[Saved entries]
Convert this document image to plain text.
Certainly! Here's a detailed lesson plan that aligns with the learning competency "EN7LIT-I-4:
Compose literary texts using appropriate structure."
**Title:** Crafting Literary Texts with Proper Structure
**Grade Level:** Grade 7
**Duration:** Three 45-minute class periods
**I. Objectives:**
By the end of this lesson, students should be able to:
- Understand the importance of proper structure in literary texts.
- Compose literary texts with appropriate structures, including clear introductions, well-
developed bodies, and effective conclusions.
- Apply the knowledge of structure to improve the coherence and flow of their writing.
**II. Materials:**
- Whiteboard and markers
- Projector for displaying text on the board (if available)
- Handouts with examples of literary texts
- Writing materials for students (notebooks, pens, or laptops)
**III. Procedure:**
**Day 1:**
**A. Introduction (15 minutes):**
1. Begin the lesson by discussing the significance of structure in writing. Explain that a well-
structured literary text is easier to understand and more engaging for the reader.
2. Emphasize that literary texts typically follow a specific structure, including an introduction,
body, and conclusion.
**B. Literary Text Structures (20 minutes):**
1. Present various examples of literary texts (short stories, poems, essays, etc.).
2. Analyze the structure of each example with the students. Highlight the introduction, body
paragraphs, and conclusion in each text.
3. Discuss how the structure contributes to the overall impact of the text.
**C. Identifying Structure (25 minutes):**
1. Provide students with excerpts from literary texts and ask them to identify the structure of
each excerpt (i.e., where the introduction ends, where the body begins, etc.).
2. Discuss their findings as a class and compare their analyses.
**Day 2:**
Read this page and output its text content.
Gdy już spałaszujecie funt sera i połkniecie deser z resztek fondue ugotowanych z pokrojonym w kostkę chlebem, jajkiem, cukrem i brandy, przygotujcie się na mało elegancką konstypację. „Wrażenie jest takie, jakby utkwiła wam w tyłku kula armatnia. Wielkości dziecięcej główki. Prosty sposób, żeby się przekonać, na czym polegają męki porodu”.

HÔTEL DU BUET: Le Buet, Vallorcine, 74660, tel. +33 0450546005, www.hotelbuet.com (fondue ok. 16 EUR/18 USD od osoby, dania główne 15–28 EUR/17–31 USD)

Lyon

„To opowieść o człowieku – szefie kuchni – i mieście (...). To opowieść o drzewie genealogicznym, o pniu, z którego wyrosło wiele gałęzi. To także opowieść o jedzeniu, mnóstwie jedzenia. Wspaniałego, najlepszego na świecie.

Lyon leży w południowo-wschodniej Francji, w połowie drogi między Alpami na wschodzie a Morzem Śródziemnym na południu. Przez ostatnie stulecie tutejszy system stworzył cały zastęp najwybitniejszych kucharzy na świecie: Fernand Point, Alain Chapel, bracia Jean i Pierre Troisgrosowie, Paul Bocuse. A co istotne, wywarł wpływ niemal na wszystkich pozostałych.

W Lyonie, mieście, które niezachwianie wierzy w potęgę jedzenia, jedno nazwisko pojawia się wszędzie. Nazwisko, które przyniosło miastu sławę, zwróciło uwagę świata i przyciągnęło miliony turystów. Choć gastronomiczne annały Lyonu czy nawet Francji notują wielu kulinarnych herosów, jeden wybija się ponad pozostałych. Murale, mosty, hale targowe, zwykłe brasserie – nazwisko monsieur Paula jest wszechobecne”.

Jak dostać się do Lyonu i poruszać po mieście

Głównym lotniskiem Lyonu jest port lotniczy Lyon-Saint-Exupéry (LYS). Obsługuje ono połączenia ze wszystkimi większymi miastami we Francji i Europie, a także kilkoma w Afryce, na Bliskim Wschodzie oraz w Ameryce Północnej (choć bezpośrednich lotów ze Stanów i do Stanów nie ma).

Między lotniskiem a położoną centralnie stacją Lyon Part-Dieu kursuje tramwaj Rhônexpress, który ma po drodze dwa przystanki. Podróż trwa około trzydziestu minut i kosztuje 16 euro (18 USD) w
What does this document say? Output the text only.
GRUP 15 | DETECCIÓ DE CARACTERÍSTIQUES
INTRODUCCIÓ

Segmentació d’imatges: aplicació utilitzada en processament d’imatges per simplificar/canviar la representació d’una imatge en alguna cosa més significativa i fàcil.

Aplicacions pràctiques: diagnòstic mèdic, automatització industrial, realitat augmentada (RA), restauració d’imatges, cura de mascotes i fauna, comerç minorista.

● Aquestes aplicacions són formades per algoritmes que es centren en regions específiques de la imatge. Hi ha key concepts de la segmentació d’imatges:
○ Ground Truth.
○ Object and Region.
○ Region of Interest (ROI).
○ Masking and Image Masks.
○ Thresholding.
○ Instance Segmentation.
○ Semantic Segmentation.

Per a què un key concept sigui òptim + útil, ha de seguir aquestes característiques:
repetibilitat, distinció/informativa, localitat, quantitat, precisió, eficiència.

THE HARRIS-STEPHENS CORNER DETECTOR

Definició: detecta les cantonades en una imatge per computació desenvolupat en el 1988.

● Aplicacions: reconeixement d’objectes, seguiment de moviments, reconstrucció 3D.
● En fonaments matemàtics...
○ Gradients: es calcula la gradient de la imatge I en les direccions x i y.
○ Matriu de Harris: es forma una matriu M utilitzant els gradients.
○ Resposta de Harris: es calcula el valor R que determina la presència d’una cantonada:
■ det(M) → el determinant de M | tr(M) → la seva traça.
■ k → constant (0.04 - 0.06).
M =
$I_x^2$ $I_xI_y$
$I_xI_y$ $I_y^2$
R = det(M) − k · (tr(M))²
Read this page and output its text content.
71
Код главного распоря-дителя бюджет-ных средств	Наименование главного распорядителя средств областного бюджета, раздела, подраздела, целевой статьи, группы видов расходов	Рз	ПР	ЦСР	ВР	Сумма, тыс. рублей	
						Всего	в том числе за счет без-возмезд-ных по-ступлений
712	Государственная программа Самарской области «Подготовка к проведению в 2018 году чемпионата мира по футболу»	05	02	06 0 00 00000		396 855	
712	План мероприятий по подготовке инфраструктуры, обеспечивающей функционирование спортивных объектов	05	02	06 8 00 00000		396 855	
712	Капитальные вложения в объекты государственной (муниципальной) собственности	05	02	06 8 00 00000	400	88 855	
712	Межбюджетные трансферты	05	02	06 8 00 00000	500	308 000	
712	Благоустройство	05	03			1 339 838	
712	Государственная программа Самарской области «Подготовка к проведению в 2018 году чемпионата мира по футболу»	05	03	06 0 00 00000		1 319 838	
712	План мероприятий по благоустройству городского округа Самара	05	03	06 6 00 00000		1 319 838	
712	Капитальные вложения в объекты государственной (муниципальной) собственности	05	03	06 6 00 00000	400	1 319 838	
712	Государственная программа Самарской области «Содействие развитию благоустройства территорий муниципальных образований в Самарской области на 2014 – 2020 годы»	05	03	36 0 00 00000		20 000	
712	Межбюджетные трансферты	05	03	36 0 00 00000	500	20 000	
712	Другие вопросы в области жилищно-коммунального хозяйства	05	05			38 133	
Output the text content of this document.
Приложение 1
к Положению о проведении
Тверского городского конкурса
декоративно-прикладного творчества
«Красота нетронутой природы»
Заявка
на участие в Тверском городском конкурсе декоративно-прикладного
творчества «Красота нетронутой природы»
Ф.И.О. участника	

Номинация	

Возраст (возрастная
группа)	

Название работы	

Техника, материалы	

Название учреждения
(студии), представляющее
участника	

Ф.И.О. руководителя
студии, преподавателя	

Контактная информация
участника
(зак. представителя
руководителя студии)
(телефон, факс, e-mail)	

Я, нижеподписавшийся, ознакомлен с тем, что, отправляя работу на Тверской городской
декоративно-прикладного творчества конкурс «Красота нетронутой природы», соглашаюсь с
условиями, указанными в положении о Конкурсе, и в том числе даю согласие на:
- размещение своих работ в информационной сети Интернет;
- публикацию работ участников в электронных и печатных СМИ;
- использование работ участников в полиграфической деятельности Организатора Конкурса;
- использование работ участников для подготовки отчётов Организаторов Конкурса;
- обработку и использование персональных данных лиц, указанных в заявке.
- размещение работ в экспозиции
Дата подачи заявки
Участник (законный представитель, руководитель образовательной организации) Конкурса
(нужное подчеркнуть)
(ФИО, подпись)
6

_PROBLEM DESCRIPTION_
Identify and list each line with the word "that".

_RESPONSE TO THIS EXERCISE_
Certainly! Here's a detailed lesson plan that aligns with the learning competency "EN7LIT-I-4:
1. Begin the lesson by discussing the significance of structure in writing. Explain that a well-
2. Emphasize that literary texts typically follow a specific structure, including an introduction,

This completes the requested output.